**SELECTED TEXT**
══════════

As of 29 June, deaths in Ireland from Covid-19 stand at 1,735. Some 967 deaths are linked to nursing home clusters.
CMO Dr Holohan announces he is stepping back from the role to spend time with family due to his wife’s serious illness. Dr Ronan Glynn is appointed as Acting CMO.
The HSE releases the Covid tracker contact tracing app. There are one million downloads within the first 48 hours of the app going live, according to the HSE.
On 22 July, the death is announced of Dr Syed Waqqar Ali Shah, a doctor working in Dublin for many years. He is the eighth healthcare worker in Ireland to die from Covid-19.
The Mater Misericordiae University Hospital, Dublin, where he worked and died, says Dr Waqqar provided “selfless emergency care” to Covid-19 patients at hospitals during the pandemic. The IHCA describes Dr Waqqar as “an exemplary medical professional with an immense dedication to public service”.
Dr Naveed Abbas, Surgical Registrar, writes a letter to MI in memory of the late Dr Waqqar. He pays tribute to Dr Waqqar and raises broader issues about the treatment of immigrant doctors in Ireland.
“A less-than-casual look at the training posts and numbers as well as the demography of the consultant cohort will be enough to delineate a clear pattern of bias against immigrant doctors,” writes Dr Abbas in his letter, which prompts an outpouring of support and commentary on social media.
As of 10 August, face coverings are mandatory in shops and other indoor public settings.
The ICGP welcomes the Government’s new document, ‘Resilience and Recovery 2020-2021 Plan for Living with Covid-19.’ But the College says GPs are concerned about the increase in cases and they urge the public to meet less people and reduce social contacts.

══════════

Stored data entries
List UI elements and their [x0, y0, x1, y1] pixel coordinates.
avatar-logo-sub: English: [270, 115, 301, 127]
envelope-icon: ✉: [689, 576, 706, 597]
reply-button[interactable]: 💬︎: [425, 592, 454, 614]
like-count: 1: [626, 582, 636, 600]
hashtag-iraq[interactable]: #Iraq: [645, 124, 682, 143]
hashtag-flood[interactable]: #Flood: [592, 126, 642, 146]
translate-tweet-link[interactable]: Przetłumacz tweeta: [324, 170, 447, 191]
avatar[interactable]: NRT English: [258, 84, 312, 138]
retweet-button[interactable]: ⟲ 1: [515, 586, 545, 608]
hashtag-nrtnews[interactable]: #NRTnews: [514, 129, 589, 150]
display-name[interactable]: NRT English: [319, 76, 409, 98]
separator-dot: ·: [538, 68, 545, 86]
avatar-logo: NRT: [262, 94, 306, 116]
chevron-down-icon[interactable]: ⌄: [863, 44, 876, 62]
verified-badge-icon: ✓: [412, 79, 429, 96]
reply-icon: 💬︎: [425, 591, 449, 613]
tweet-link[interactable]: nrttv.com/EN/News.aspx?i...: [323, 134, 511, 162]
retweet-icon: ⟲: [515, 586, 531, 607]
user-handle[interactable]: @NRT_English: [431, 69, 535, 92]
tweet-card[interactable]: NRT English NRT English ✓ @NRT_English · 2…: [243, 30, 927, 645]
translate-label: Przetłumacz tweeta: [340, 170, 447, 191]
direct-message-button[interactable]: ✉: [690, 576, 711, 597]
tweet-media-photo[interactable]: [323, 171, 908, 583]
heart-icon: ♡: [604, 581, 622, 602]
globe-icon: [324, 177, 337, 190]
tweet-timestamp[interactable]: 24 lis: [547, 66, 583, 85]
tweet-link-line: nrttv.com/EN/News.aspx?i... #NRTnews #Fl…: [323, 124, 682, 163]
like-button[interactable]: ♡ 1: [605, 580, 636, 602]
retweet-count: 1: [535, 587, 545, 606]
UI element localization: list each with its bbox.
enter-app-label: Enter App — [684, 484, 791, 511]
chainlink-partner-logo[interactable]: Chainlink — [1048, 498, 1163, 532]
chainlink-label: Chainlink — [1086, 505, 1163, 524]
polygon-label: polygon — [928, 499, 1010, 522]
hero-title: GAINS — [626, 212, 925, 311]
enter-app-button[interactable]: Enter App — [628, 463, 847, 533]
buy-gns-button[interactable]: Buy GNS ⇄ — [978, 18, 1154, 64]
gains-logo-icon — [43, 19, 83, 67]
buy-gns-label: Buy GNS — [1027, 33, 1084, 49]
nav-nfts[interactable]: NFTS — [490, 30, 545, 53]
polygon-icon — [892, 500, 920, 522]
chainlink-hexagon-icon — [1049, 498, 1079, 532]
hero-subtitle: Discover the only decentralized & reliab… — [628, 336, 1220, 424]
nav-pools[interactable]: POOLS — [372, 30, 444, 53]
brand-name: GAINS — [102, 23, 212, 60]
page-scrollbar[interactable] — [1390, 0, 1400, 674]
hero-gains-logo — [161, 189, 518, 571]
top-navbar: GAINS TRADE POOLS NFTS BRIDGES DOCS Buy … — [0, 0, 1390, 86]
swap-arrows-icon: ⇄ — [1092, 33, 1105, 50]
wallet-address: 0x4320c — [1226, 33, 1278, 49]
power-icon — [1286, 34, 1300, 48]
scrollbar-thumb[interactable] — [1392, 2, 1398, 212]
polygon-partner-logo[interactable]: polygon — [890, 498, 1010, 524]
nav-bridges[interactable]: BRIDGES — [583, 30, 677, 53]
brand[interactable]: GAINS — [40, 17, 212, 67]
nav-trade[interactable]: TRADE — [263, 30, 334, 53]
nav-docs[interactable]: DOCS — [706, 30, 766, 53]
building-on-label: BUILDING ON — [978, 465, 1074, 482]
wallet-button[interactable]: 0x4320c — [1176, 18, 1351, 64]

══════════

**WHAT YOU NEED TO DO**
**1.** Answer these questions using the Covid-19 timeline.
(a) As of 29 June, how many deaths were linked to nursing home clusters?
(b) Who was appointed Acting CMO?
(c) As of what date were face coverings mandatory in shops?
**2.** In one to three sentences, explain why Dr Holohan stepped back from the CMO role, according to the Covid-19 timeline.
**3.** Retype the part of the Covid-19 timeline that opens with the words containing "CMO Dr Holohan" and closes with "as Acting CMO.".

**PROBLEM SOLUTIONS**
**1.**
(a) 967
(b) Dr Ronan Glynn
(c) 10 August

**2.** Dr Holohan stepped back from the role to spend time with his family because his wife was seriously ill.

**3.**
CMO Dr Holohan announces he is stepping back from the role to spend time with family due to his wife’s serious illness. Dr Ronan Glynn is appointed as Acting CMO.